* Set exercise *
Write out the data below exactly as given, without any of its pictures.

* Listing *
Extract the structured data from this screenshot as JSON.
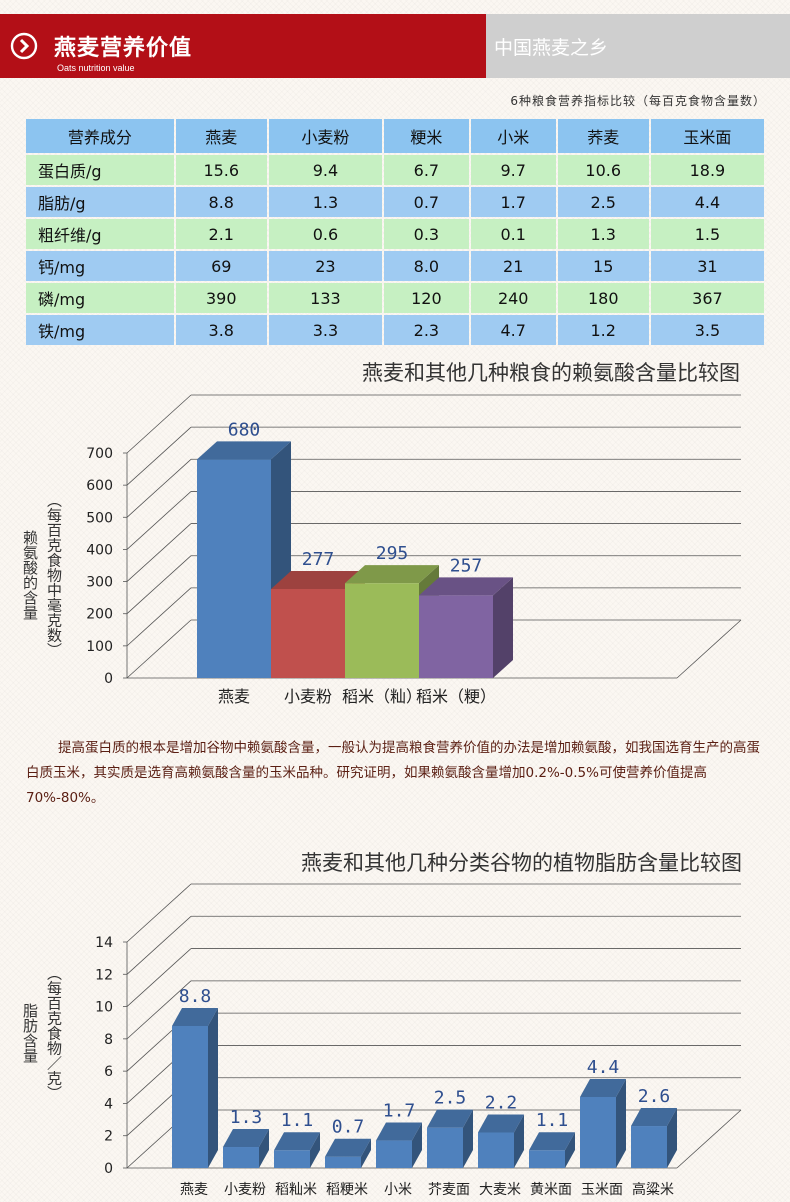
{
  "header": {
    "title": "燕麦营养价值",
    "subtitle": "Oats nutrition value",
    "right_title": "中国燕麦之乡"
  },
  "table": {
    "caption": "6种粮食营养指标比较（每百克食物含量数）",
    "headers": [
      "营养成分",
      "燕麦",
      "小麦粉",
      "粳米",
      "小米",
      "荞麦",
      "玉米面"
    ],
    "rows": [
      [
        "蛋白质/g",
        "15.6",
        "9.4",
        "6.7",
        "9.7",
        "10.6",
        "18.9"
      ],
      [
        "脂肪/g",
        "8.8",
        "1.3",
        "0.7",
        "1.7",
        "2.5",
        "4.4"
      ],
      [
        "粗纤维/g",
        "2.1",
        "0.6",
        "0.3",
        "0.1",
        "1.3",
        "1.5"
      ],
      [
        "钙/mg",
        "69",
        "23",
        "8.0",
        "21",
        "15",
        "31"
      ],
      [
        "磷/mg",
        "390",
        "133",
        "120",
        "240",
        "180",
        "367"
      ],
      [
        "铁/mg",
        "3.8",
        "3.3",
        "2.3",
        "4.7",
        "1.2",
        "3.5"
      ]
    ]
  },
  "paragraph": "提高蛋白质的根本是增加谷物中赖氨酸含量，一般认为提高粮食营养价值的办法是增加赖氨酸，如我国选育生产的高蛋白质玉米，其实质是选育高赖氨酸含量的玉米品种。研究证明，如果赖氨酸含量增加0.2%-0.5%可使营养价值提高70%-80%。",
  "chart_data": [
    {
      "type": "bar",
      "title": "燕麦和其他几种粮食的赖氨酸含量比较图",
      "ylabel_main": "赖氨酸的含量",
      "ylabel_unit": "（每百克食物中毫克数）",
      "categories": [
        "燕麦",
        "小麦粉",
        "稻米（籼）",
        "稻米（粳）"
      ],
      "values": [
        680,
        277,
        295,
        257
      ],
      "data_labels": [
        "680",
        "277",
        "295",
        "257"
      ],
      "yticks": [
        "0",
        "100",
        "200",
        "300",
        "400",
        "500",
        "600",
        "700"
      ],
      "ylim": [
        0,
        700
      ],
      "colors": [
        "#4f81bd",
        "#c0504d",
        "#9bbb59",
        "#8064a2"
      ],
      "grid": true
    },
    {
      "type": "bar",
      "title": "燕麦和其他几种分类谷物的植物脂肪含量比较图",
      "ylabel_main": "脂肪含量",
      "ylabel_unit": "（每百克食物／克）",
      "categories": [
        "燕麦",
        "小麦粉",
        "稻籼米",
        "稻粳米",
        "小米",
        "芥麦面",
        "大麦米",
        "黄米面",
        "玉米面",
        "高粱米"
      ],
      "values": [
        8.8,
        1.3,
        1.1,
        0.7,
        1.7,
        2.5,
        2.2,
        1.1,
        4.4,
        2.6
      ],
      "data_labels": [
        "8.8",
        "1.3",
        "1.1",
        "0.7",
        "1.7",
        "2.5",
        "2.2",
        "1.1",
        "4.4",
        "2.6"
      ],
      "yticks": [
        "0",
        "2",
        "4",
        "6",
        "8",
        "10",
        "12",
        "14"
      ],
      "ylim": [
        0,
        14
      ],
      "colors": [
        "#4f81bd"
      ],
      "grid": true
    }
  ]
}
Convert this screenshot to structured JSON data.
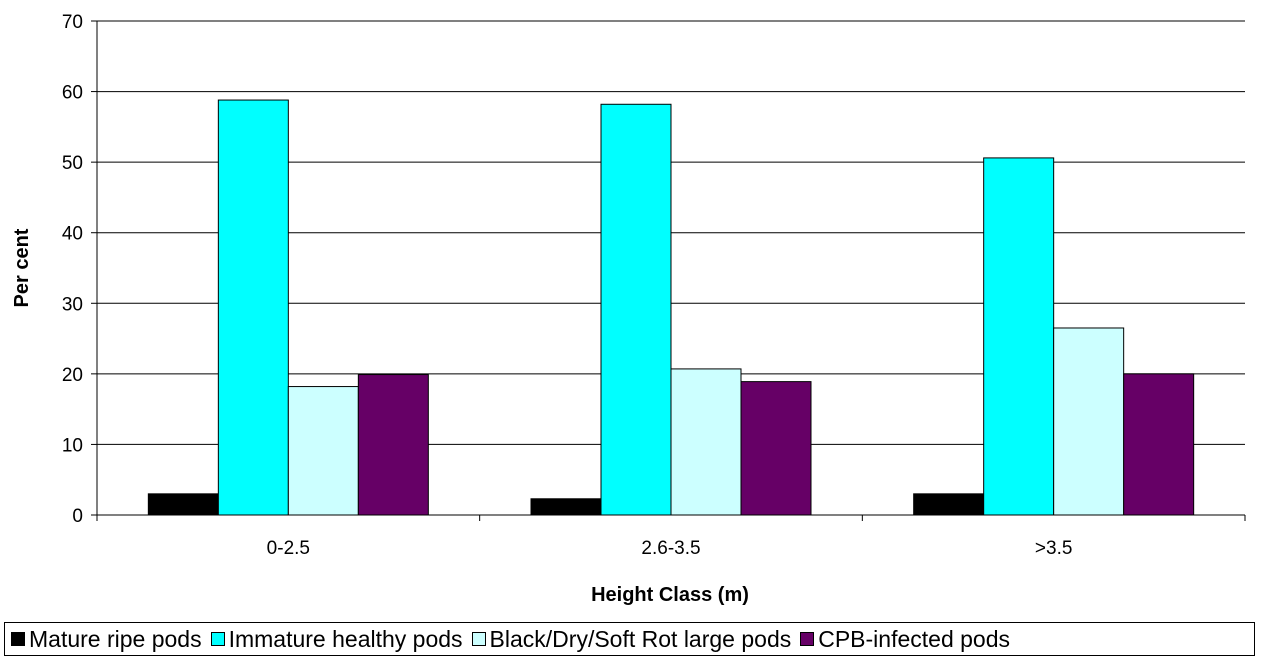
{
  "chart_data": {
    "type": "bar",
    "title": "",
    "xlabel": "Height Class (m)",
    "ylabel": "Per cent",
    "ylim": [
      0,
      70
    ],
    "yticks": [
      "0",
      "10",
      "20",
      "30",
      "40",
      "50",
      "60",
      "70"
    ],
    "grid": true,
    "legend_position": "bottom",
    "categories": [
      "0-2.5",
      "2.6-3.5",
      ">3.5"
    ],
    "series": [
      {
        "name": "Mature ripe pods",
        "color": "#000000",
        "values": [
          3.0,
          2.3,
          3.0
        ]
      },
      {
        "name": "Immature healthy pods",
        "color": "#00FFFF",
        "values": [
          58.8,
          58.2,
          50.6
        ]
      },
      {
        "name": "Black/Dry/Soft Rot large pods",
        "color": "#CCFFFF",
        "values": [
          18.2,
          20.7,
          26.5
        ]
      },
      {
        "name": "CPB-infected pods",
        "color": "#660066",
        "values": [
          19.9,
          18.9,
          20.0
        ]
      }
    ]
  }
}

* Response to this task *
Extract the structured data from this screenshot as JSON.
{
  "header": {
    "title": "燕麦营养价值",
    "subtitle": "Oats nutrition value",
    "right_title": "中国燕麦之乡"
  },
  "table": {
    "caption": "6种粮食营养指标比较（每百克食物含量数）",
    "headers": [
      "营养成分",
      "燕麦",
      "小麦粉",
      "粳米",
      "小米",
      "荞麦",
      "玉米面"
    ],
    "rows": [
      [
        "蛋白质/g",
        "15.6",
        "9.4",
        "6.7",
        "9.7",
        "10.6",
        "18.9"
      ],
      [
        "脂肪/g",
        "8.8",
        "1.3",
        "0.7",
        "1.7",
        "2.5",
        "4.4"
      ],
      [
        "粗纤维/g",
        "2.1",
        "0.6",
        "0.3",
        "0.1",
        "1.3",
        "1.5"
      ],
      [
        "钙/mg",
        "69",
        "23",
        "8.0",
        "21",
        "15",
        "31"
      ],
      [
        "磷/mg",
        "390",
        "133",
        "120",
        "240",
        "180",
        "367"
      ],
      [
        "铁/mg",
        "3.8",
        "3.3",
        "2.3",
        "4.7",
        "1.2",
        "3.5"
      ]
    ]
  },
  "paragraph": "提高蛋白质的根本是增加谷物中赖氨酸含量，一般认为提高粮食营养价值的办法是增加赖氨酸，如我国选育生产的高蛋白质玉米，其实质是选育高赖氨酸含量的玉米品种。研究证明，如果赖氨酸含量增加0.2%-0.5%可使营养价值提高70%-80%。",
  "chart_data": [
    {
      "type": "bar",
      "title": "燕麦和其他几种粮食的赖氨酸含量比较图",
      "ylabel_main": "赖氨酸的含量",
      "ylabel_unit": "（每百克食物中毫克数）",
      "categories": [
        "燕麦",
        "小麦粉",
        "稻米（籼）",
        "稻米（粳）"
      ],
      "values": [
        680,
        277,
        295,
        257
      ],
      "data_labels": [
        "680",
        "277",
        "295",
        "257"
      ],
      "yticks": [
        "0",
        "100",
        "200",
        "300",
        "400",
        "500",
        "600",
        "700"
      ],
      "ylim": [
        0,
        700
      ],
      "colors": [
        "#4f81bd",
        "#c0504d",
        "#9bbb59",
        "#8064a2"
      ],
      "grid": true
    },
    {
      "type": "bar",
      "title": "燕麦和其他几种分类谷物的植物脂肪含量比较图",
      "ylabel_main": "脂肪含量",
      "ylabel_unit": "（每百克食物／克）",
      "categories": [
        "燕麦",
        "小麦粉",
        "稻籼米",
        "稻粳米",
        "小米",
        "芥麦面",
        "大麦米",
        "黄米面",
        "玉米面",
        "高粱米"
      ],
      "values": [
        8.8,
        1.3,
        1.1,
        0.7,
        1.7,
        2.5,
        2.2,
        1.1,
        4.4,
        2.6
      ],
      "data_labels": [
        "8.8",
        "1.3",
        "1.1",
        "0.7",
        "1.7",
        "2.5",
        "2.2",
        "1.1",
        "4.4",
        "2.6"
      ],
      "yticks": [
        "0",
        "2",
        "4",
        "6",
        "8",
        "10",
        "12",
        "14"
      ],
      "ylim": [
        0,
        14
      ],
      "colors": [
        "#4f81bd"
      ],
      "grid": true
    }
  ]
}
Convert this screenshot to structured JSON data.
{
  "chart_data": {
    "type": "bar",
    "title": "",
    "xlabel": "Height Class (m)",
    "ylabel": "Per cent",
    "ylim": [
      0,
      70
    ],
    "yticks": [
      "0",
      "10",
      "20",
      "30",
      "40",
      "50",
      "60",
      "70"
    ],
    "grid": true,
    "legend_position": "bottom",
    "categories": [
      "0-2.5",
      "2.6-3.5",
      ">3.5"
    ],
    "series": [
      {
        "name": "Mature ripe pods",
        "color": "#000000",
        "values": [
          3.0,
          2.3,
          3.0
        ]
      },
      {
        "name": "Immature healthy pods",
        "color": "#00FFFF",
        "values": [
          58.8,
          58.2,
          50.6
        ]
      },
      {
        "name": "Black/Dry/Soft Rot large pods",
        "color": "#CCFFFF",
        "values": [
          18.2,
          20.7,
          26.5
        ]
      },
      {
        "name": "CPB-infected pods",
        "color": "#660066",
        "values": [
          19.9,
          18.9,
          20.0
        ]
      }
    ]
  }
}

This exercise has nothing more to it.